--- start DATA SUPPLIED ---

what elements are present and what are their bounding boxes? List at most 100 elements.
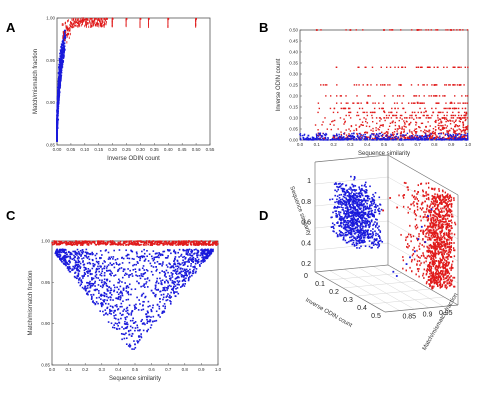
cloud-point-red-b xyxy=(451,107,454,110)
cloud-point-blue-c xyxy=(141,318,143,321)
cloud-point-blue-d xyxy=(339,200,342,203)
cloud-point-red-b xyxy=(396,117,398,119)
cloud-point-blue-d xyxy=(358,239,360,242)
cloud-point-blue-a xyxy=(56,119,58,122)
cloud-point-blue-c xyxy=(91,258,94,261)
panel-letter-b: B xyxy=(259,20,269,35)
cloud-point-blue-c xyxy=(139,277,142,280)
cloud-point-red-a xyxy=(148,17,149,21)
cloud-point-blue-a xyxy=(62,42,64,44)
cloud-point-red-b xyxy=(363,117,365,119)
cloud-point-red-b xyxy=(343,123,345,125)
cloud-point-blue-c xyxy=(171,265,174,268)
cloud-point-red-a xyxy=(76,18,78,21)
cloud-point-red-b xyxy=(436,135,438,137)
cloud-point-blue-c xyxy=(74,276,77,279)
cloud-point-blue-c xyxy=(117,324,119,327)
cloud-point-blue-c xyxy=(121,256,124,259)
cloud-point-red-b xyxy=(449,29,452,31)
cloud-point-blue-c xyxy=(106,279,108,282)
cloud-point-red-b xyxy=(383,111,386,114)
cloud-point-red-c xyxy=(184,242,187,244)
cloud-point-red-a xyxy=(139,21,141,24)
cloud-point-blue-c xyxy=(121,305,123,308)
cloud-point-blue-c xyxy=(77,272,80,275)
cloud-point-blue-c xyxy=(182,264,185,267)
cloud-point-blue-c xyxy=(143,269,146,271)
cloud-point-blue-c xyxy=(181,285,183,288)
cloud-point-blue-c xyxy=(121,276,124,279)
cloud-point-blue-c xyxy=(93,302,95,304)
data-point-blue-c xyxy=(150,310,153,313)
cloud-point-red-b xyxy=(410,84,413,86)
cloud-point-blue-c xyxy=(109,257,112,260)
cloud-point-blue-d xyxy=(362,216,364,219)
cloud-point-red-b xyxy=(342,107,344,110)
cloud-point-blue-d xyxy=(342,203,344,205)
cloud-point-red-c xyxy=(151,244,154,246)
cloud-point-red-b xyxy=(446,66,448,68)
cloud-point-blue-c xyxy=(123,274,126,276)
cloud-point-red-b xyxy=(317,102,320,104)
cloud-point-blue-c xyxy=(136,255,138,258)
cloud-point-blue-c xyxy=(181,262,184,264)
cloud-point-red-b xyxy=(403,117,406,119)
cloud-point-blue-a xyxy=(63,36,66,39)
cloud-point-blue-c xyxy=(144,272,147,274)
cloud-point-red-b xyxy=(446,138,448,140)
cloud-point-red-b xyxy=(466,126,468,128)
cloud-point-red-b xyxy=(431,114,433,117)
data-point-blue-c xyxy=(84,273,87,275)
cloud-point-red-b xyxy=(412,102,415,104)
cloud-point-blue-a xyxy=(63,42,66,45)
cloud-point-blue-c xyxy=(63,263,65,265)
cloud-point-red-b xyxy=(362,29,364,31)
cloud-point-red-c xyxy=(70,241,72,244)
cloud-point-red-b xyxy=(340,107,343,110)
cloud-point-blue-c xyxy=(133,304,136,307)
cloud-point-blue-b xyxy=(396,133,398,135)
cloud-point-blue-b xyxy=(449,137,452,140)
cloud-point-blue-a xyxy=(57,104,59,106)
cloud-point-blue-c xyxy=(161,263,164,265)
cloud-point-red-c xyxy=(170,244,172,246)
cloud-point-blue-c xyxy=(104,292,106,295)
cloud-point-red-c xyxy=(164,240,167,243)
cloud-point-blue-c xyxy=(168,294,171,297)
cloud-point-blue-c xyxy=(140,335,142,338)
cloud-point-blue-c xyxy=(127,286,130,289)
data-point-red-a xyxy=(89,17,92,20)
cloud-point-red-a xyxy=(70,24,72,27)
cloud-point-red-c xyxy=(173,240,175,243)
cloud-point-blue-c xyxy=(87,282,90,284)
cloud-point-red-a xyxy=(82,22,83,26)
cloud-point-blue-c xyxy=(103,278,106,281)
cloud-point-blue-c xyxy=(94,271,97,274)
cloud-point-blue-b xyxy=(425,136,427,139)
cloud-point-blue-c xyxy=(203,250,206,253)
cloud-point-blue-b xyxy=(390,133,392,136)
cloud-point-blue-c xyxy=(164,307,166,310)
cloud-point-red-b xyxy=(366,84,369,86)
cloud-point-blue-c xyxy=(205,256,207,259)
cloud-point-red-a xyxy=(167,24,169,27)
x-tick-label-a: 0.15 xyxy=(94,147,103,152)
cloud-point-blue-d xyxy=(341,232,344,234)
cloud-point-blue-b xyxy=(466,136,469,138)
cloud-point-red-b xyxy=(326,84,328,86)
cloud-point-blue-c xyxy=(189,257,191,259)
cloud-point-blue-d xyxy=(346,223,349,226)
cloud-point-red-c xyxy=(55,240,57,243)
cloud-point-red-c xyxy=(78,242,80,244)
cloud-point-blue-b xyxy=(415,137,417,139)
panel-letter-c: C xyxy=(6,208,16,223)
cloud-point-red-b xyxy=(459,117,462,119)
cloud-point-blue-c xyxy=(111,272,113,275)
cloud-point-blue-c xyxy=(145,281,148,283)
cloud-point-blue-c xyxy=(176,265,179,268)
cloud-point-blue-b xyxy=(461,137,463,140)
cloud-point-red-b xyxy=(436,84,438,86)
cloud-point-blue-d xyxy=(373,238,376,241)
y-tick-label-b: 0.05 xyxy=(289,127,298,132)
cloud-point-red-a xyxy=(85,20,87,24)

--- end DATA SUPPLIED ---

[EXERCISE TASK]: Rename "cloud-point" to "scatter-point" everywhere in the items above, then write out their lines again with nothing else altered and the pictures left out.

[EXPECTED ANSWER]:
what elements are present and what are their bounding boxes? List at most 100 elements.
scatter-point-red-b xyxy=(451,107,454,110)
scatter-point-blue-c xyxy=(141,318,143,321)
scatter-point-blue-d xyxy=(339,200,342,203)
scatter-point-red-b xyxy=(396,117,398,119)
scatter-point-blue-d xyxy=(358,239,360,242)
scatter-point-blue-a xyxy=(56,119,58,122)
scatter-point-blue-c xyxy=(91,258,94,261)
panel-letter-b: B xyxy=(259,20,269,35)
scatter-point-blue-c xyxy=(139,277,142,280)
scatter-point-red-a xyxy=(148,17,149,21)
scatter-point-blue-a xyxy=(62,42,64,44)
scatter-point-red-b xyxy=(363,117,365,119)
scatter-point-red-b xyxy=(343,123,345,125)
scatter-point-blue-c xyxy=(171,265,174,268)
scatter-point-red-a xyxy=(76,18,78,21)
scatter-point-red-b xyxy=(436,135,438,137)
scatter-point-blue-c xyxy=(74,276,77,279)
scatter-point-blue-c xyxy=(117,324,119,327)
scatter-point-blue-c xyxy=(121,256,124,259)
scatter-point-red-b xyxy=(449,29,452,31)
scatter-point-blue-c xyxy=(106,279,108,282)
scatter-point-red-b xyxy=(383,111,386,114)
scatter-point-red-c xyxy=(184,242,187,244)
scatter-point-red-a xyxy=(139,21,141,24)
scatter-point-blue-c xyxy=(121,305,123,308)
scatter-point-blue-c xyxy=(77,272,80,275)
scatter-point-blue-c xyxy=(182,264,185,267)
scatter-point-blue-c xyxy=(143,269,146,271)
scatter-point-blue-c xyxy=(181,285,183,288)
scatter-point-blue-c xyxy=(121,276,124,279)
scatter-point-blue-c xyxy=(93,302,95,304)
data-point-blue-c xyxy=(150,310,153,313)
scatter-point-red-b xyxy=(410,84,413,86)
scatter-point-blue-c xyxy=(109,257,112,260)
scatter-point-blue-d xyxy=(362,216,364,219)
scatter-point-red-b xyxy=(342,107,344,110)
scatter-point-blue-d xyxy=(342,203,344,205)
scatter-point-red-c xyxy=(151,244,154,246)
scatter-point-red-b xyxy=(446,66,448,68)
scatter-point-blue-c xyxy=(123,274,126,276)
scatter-point-red-b xyxy=(317,102,320,104)
scatter-point-blue-c xyxy=(136,255,138,258)
scatter-point-blue-c xyxy=(181,262,184,264)
scatter-point-red-b xyxy=(403,117,406,119)
scatter-point-blue-a xyxy=(63,36,66,39)
scatter-point-blue-c xyxy=(144,272,147,274)
scatter-point-red-b xyxy=(446,138,448,140)
scatter-point-red-b xyxy=(466,126,468,128)
scatter-point-red-b xyxy=(431,114,433,117)
data-point-blue-c xyxy=(84,273,87,275)
scatter-point-red-b xyxy=(412,102,415,104)
scatter-point-blue-a xyxy=(63,42,66,45)
scatter-point-blue-c xyxy=(63,263,65,265)
scatter-point-red-b xyxy=(362,29,364,31)
scatter-point-red-c xyxy=(70,241,72,244)
scatter-point-red-b xyxy=(340,107,343,110)
scatter-point-blue-c xyxy=(133,304,136,307)
scatter-point-blue-b xyxy=(396,133,398,135)
scatter-point-blue-b xyxy=(449,137,452,140)
scatter-point-blue-a xyxy=(57,104,59,106)
scatter-point-blue-c xyxy=(161,263,164,265)
scatter-point-red-c xyxy=(170,244,172,246)
scatter-point-blue-c xyxy=(104,292,106,295)
scatter-point-red-c xyxy=(164,240,167,243)
scatter-point-blue-c xyxy=(168,294,171,297)
scatter-point-blue-c xyxy=(140,335,142,338)
scatter-point-blue-c xyxy=(127,286,130,289)
data-point-red-a xyxy=(89,17,92,20)
scatter-point-red-a xyxy=(70,24,72,27)
scatter-point-red-c xyxy=(173,240,175,243)
scatter-point-blue-c xyxy=(87,282,90,284)
scatter-point-red-a xyxy=(82,22,83,26)
scatter-point-blue-c xyxy=(103,278,106,281)
scatter-point-blue-c xyxy=(94,271,97,274)
scatter-point-blue-b xyxy=(425,136,427,139)
scatter-point-blue-c xyxy=(203,250,206,253)
scatter-point-blue-b xyxy=(390,133,392,136)
scatter-point-blue-c xyxy=(164,307,166,310)
scatter-point-red-b xyxy=(366,84,369,86)
scatter-point-blue-c xyxy=(205,256,207,259)
scatter-point-red-a xyxy=(167,24,169,27)
x-tick-label-a: 0.15 xyxy=(94,147,103,152)
scatter-point-blue-d xyxy=(341,232,344,234)
scatter-point-blue-b xyxy=(466,136,469,138)
scatter-point-red-b xyxy=(326,84,328,86)
scatter-point-blue-c xyxy=(189,257,191,259)
scatter-point-blue-d xyxy=(346,223,349,226)
scatter-point-red-c xyxy=(55,240,57,243)
scatter-point-red-c xyxy=(78,242,80,244)
scatter-point-blue-b xyxy=(415,137,417,139)
panel-letter-c: C xyxy=(6,208,16,223)
scatter-point-red-b xyxy=(459,117,462,119)
scatter-point-blue-c xyxy=(111,272,113,275)
scatter-point-blue-c xyxy=(145,281,148,283)
scatter-point-blue-c xyxy=(176,265,179,268)
scatter-point-blue-b xyxy=(461,137,463,140)
scatter-point-red-b xyxy=(436,84,438,86)
scatter-point-blue-d xyxy=(373,238,376,241)
y-tick-label-b: 0.05 xyxy=(289,127,298,132)
scatter-point-red-a xyxy=(85,20,87,24)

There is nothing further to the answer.